◆ Data entries:
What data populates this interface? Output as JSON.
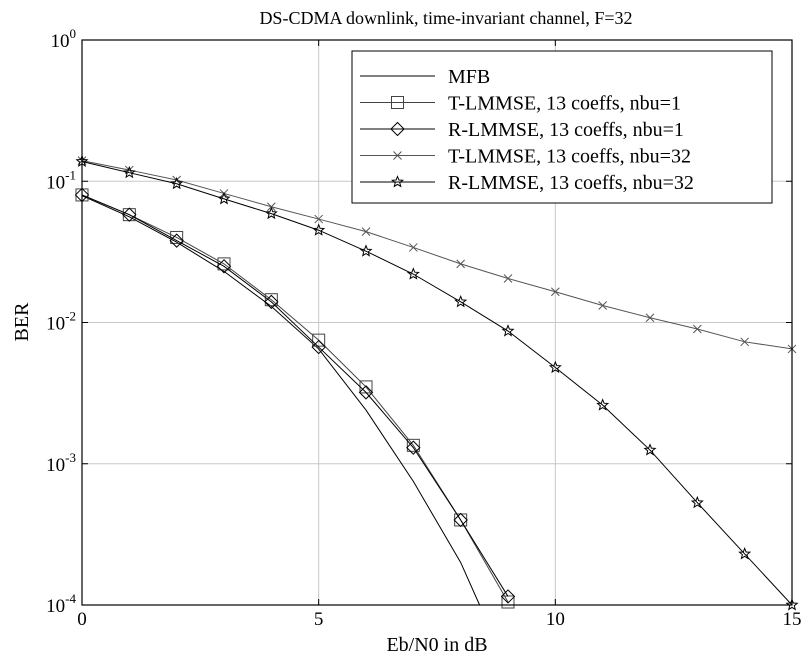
{
  "chart_data": {
    "type": "line",
    "title": "DS-CDMA downlink, time-invariant channel, F=32",
    "xlabel": "Eb/N0 in dB",
    "ylabel": "BER",
    "xlim": [
      0,
      15
    ],
    "ylim": [
      0.0001,
      1
    ],
    "yscale": "log",
    "grid": true,
    "legend_position": "top-right",
    "x_ticks": [
      0,
      5,
      10,
      15
    ],
    "y_ticks": [
      {
        "base": "10",
        "exp": "0",
        "value": 1
      },
      {
        "base": "10",
        "exp": "-1",
        "value": 0.1
      },
      {
        "base": "10",
        "exp": "-2",
        "value": 0.01
      },
      {
        "base": "10",
        "exp": "-3",
        "value": 0.001
      },
      {
        "base": "10",
        "exp": "-4",
        "value": 0.0001
      }
    ],
    "series": [
      {
        "name": "MFB",
        "marker": "none",
        "color": "#000000",
        "x": [
          0,
          1,
          2,
          3,
          4,
          5,
          6,
          7,
          8,
          8.4
        ],
        "y": [
          0.079,
          0.056,
          0.037,
          0.023,
          0.013,
          0.0065,
          0.0024,
          0.00075,
          0.0002,
          0.0001
        ]
      },
      {
        "name": "T-LMMSE, 13 coeffs, nbu=1",
        "marker": "square",
        "color": "#444444",
        "x": [
          0,
          1,
          2,
          3,
          4,
          5,
          6,
          7,
          8,
          9
        ],
        "y": [
          0.08,
          0.058,
          0.04,
          0.026,
          0.0145,
          0.0075,
          0.0035,
          0.00135,
          0.0004,
          0.000105
        ]
      },
      {
        "name": "R-LMMSE, 13 coeffs, nbu=1",
        "marker": "diamond",
        "color": "#000000",
        "x": [
          0,
          1,
          2,
          3,
          4,
          5,
          6,
          7,
          8,
          9
        ],
        "y": [
          0.08,
          0.058,
          0.038,
          0.025,
          0.014,
          0.0067,
          0.0032,
          0.0013,
          0.0004,
          0.000115
        ]
      },
      {
        "name": "T-LMMSE, 13 coeffs, nbu=32",
        "marker": "x",
        "color": "#555555",
        "x": [
          0,
          1,
          2,
          3,
          4,
          5,
          6,
          7,
          8,
          9,
          10,
          11,
          12,
          13,
          14,
          15
        ],
        "y": [
          0.14,
          0.12,
          0.102,
          0.082,
          0.066,
          0.054,
          0.044,
          0.034,
          0.026,
          0.0205,
          0.0165,
          0.0132,
          0.0108,
          0.009,
          0.0073,
          0.0065
        ]
      },
      {
        "name": "R-LMMSE, 13 coeffs, nbu=32",
        "marker": "star",
        "color": "#000000",
        "x": [
          0,
          1,
          2,
          3,
          4,
          5,
          6,
          7,
          8,
          9,
          10,
          11,
          12,
          13,
          14,
          15
        ],
        "y": [
          0.138,
          0.115,
          0.096,
          0.075,
          0.059,
          0.045,
          0.032,
          0.022,
          0.014,
          0.0087,
          0.0048,
          0.0026,
          0.00125,
          0.00053,
          0.00023,
          0.0001
        ]
      }
    ]
  }
}
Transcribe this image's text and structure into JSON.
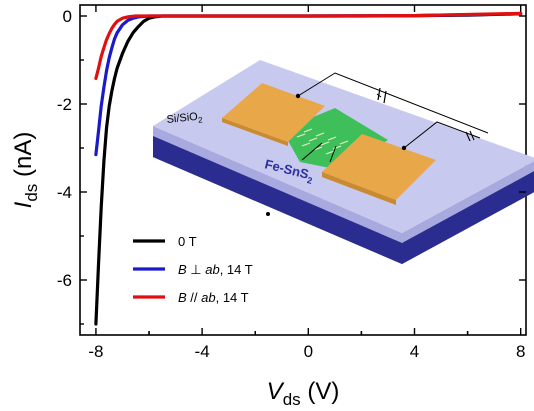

◆ Challenge:
Using the material above, retype each entry exactly and omit the pictures.

◆ Response to the task:
What data populates this interface? Output as JSON.
{
  "chart_data": {
    "type": "line",
    "title": "DS-CDMA downlink, time-invariant channel, F=32",
    "xlabel": "Eb/N0 in dB",
    "ylabel": "BER",
    "xlim": [
      0,
      15
    ],
    "ylim": [
      0.0001,
      1
    ],
    "yscale": "log",
    "grid": true,
    "legend_position": "top-right",
    "x_ticks": [
      0,
      5,
      10,
      15
    ],
    "y_ticks": [
      {
        "base": "10",
        "exp": "0",
        "value": 1
      },
      {
        "base": "10",
        "exp": "-1",
        "value": 0.1
      },
      {
        "base": "10",
        "exp": "-2",
        "value": 0.01
      },
      {
        "base": "10",
        "exp": "-3",
        "value": 0.001
      },
      {
        "base": "10",
        "exp": "-4",
        "value": 0.0001
      }
    ],
    "series": [
      {
        "name": "MFB",
        "marker": "none",
        "color": "#000000",
        "x": [
          0,
          1,
          2,
          3,
          4,
          5,
          6,
          7,
          8,
          8.4
        ],
        "y": [
          0.079,
          0.056,
          0.037,
          0.023,
          0.013,
          0.0065,
          0.0024,
          0.00075,
          0.0002,
          0.0001
        ]
      },
      {
        "name": "T-LMMSE, 13 coeffs, nbu=1",
        "marker": "square",
        "color": "#444444",
        "x": [
          0,
          1,
          2,
          3,
          4,
          5,
          6,
          7,
          8,
          9
        ],
        "y": [
          0.08,
          0.058,
          0.04,
          0.026,
          0.0145,
          0.0075,
          0.0035,
          0.00135,
          0.0004,
          0.000105
        ]
      },
      {
        "name": "R-LMMSE, 13 coeffs, nbu=1",
        "marker": "diamond",
        "color": "#000000",
        "x": [
          0,
          1,
          2,
          3,
          4,
          5,
          6,
          7,
          8,
          9
        ],
        "y": [
          0.08,
          0.058,
          0.038,
          0.025,
          0.014,
          0.0067,
          0.0032,
          0.0013,
          0.0004,
          0.000115
        ]
      },
      {
        "name": "T-LMMSE, 13 coeffs, nbu=32",
        "marker": "x",
        "color": "#555555",
        "x": [
          0,
          1,
          2,
          3,
          4,
          5,
          6,
          7,
          8,
          9,
          10,
          11,
          12,
          13,
          14,
          15
        ],
        "y": [
          0.14,
          0.12,
          0.102,
          0.082,
          0.066,
          0.054,
          0.044,
          0.034,
          0.026,
          0.0205,
          0.0165,
          0.0132,
          0.0108,
          0.009,
          0.0073,
          0.0065
        ]
      },
      {
        "name": "R-LMMSE, 13 coeffs, nbu=32",
        "marker": "star",
        "color": "#000000",
        "x": [
          0,
          1,
          2,
          3,
          4,
          5,
          6,
          7,
          8,
          9,
          10,
          11,
          12,
          13,
          14,
          15
        ],
        "y": [
          0.138,
          0.115,
          0.096,
          0.075,
          0.059,
          0.045,
          0.032,
          0.022,
          0.014,
          0.0087,
          0.0048,
          0.0026,
          0.00125,
          0.00053,
          0.00023,
          0.0001
        ]
      }
    ]
  }
}
Transcribe this image's text and structure into JSON.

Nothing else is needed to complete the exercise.